WHAT THIS TASK INVOLVES:
Within the records below, find each line with the word "Acids" and copy it out.

MATERIAL SUPPLIED:
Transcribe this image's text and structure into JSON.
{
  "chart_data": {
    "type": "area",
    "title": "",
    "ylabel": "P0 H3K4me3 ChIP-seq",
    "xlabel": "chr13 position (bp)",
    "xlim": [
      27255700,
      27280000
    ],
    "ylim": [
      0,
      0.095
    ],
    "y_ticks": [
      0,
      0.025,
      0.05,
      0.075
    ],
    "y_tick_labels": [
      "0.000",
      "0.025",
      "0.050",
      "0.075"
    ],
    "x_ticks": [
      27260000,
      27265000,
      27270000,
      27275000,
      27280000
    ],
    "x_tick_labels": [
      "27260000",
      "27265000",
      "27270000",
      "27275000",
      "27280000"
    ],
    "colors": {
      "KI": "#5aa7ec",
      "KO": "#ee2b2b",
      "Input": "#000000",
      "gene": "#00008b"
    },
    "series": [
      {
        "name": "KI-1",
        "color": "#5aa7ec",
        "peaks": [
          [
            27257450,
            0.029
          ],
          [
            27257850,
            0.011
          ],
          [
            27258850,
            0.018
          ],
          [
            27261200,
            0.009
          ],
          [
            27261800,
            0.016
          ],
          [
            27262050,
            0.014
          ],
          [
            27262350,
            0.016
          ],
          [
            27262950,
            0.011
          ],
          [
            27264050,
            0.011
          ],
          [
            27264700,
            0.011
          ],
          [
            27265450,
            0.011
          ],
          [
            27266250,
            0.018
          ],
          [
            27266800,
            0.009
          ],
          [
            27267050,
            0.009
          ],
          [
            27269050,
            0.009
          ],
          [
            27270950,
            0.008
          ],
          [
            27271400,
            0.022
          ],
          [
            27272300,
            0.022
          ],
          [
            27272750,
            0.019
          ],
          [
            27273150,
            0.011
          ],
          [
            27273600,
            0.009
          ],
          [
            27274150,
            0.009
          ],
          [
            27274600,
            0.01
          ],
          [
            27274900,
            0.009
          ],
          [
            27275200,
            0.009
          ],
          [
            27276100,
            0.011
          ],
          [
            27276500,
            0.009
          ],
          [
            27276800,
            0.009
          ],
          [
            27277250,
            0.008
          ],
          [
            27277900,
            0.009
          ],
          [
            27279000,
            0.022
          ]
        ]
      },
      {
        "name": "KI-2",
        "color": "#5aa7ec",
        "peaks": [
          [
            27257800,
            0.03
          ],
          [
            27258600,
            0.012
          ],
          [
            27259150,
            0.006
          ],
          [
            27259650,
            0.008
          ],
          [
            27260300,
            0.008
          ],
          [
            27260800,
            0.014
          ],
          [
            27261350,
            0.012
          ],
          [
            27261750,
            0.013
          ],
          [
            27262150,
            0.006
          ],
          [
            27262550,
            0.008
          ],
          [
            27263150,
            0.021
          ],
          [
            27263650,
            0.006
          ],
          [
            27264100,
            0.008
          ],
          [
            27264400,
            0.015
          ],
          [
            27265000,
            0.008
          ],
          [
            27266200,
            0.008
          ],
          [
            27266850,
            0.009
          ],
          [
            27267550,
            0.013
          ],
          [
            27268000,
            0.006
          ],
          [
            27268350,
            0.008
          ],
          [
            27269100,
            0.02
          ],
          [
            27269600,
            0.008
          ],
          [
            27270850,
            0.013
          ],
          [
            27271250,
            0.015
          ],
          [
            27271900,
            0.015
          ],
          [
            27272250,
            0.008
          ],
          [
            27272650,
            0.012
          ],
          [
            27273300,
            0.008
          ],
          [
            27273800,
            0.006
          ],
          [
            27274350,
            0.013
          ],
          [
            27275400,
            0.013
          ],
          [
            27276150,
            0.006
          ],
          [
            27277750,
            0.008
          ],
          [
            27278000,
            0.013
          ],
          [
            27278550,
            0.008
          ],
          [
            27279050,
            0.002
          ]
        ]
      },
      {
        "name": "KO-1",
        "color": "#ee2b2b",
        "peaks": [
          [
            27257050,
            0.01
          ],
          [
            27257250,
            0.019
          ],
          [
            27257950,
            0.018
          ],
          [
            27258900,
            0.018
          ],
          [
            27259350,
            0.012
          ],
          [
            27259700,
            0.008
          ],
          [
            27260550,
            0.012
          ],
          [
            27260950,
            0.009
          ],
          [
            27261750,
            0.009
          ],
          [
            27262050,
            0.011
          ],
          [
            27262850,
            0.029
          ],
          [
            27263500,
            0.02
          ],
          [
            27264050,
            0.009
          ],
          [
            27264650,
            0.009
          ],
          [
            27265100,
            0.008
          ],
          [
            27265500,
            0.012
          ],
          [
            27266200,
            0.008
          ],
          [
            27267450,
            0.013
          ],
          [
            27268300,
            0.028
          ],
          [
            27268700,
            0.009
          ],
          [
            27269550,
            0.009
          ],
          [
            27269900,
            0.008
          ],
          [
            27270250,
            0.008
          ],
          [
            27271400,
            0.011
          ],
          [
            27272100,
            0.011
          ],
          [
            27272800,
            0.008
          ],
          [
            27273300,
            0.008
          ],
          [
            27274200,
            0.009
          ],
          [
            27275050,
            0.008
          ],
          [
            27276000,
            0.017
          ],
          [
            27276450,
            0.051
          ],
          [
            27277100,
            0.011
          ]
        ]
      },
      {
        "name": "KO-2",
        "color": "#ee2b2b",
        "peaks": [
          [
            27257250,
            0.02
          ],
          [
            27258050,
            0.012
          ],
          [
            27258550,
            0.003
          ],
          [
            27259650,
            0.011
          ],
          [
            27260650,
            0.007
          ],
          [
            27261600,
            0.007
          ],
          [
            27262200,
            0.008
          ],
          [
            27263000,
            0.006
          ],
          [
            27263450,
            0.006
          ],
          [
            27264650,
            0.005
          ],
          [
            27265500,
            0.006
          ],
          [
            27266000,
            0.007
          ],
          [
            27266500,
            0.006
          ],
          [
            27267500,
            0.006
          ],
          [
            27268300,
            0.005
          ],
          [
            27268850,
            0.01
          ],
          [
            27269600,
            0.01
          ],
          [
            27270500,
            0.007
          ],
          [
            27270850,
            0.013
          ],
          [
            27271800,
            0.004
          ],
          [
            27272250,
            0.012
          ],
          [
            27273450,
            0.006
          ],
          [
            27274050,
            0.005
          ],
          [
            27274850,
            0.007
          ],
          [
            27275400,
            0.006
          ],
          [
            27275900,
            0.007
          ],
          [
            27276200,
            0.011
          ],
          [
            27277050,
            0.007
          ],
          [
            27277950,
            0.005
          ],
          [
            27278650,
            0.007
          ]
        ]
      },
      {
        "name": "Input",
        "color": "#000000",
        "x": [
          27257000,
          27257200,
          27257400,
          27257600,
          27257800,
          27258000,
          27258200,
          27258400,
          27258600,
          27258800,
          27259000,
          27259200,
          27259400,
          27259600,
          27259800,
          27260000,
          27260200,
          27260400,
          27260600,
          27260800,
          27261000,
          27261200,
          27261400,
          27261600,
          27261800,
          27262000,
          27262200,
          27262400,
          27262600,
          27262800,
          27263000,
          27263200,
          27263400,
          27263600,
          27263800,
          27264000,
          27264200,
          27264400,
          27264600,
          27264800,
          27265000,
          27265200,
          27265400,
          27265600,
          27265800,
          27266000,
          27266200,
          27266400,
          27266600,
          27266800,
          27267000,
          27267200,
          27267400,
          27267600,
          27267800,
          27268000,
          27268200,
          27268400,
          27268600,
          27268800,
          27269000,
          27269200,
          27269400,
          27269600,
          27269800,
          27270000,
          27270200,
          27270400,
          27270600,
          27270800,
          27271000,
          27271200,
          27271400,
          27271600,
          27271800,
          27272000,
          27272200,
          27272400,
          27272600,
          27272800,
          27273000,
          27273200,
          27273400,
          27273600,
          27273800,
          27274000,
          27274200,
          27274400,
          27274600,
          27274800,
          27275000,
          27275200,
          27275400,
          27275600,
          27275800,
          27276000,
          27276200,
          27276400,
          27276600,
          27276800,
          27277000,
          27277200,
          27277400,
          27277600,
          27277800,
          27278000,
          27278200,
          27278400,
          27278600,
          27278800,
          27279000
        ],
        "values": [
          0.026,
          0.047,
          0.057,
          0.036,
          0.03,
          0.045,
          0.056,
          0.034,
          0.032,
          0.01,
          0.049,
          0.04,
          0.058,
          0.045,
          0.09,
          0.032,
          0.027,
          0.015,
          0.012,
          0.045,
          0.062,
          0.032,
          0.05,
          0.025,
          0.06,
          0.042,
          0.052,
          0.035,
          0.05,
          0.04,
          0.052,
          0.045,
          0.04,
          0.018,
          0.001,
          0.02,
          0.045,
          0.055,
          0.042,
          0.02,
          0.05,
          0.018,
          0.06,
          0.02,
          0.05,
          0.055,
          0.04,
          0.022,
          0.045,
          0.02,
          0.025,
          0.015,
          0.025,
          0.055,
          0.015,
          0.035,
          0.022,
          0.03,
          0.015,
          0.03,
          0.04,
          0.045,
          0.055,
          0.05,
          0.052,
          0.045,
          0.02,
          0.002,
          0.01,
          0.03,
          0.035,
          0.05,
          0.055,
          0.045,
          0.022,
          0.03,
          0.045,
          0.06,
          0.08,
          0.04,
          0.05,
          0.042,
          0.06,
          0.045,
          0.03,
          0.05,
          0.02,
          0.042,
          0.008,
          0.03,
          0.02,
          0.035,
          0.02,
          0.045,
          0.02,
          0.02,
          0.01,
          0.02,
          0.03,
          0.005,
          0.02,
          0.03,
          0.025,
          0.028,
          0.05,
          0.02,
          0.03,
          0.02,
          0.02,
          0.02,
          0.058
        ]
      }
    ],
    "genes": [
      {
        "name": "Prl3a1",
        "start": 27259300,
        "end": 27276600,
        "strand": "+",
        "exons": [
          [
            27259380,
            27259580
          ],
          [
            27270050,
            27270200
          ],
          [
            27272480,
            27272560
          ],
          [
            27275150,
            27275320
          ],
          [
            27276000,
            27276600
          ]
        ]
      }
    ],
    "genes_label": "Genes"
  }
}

* * *

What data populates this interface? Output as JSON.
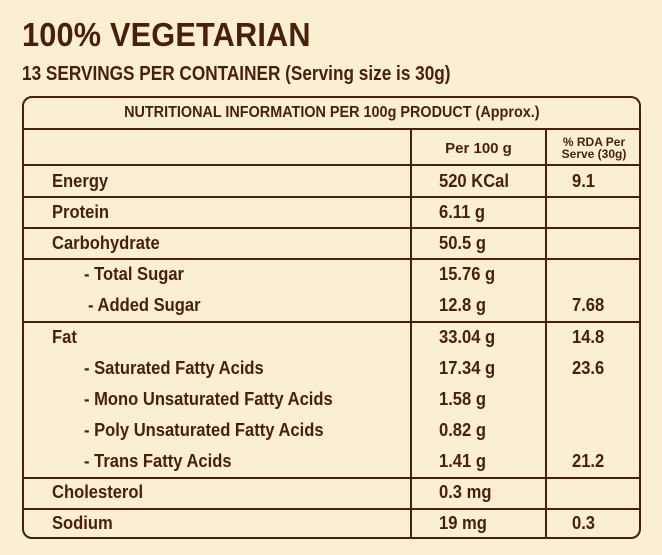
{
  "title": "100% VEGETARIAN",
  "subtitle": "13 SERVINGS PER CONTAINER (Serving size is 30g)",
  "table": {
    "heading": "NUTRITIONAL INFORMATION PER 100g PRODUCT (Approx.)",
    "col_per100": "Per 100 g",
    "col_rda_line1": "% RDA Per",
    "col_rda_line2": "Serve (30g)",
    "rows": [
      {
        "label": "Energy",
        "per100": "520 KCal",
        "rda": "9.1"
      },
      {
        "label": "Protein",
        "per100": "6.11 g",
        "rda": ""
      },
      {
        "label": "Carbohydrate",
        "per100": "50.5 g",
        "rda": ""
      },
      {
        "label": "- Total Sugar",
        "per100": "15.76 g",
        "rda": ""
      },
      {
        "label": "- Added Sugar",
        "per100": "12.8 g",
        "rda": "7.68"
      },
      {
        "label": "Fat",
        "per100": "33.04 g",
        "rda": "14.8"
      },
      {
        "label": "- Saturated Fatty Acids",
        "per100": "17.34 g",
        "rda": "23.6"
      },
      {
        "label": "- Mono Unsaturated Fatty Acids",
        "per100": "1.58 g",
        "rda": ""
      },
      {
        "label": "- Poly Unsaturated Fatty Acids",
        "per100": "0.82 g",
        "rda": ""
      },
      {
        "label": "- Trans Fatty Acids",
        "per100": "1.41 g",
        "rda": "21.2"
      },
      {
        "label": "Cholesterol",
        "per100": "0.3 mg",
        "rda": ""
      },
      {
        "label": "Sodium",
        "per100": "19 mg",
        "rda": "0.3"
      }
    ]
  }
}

==

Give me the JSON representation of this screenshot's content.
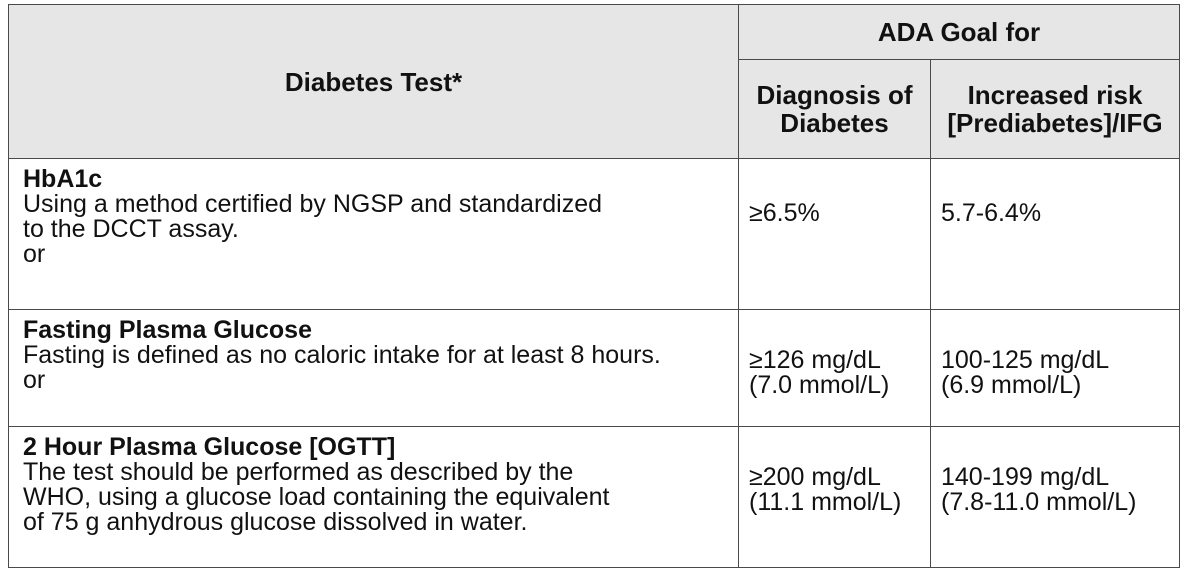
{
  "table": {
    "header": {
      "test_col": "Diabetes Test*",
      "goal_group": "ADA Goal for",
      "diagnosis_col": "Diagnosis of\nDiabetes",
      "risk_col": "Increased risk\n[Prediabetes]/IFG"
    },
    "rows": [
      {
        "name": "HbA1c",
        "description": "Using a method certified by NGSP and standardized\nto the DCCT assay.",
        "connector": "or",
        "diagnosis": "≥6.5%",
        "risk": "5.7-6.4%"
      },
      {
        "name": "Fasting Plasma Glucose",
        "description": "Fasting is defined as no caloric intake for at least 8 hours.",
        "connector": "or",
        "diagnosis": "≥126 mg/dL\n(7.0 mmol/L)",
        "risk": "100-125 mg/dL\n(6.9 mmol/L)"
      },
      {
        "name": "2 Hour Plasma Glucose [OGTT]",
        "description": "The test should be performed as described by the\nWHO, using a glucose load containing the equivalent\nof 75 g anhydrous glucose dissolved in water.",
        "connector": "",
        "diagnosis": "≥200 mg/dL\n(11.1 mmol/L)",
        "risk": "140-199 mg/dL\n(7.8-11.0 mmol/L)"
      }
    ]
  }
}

EXERCISE RESPONSE:
        "label": "- Saturated Fatty Acids",
        "label": "- Mono Unsaturated Fatty Acids",
        "label": "- Poly Unsaturated Fatty Acids",
        "label": "- Trans Fatty Acids",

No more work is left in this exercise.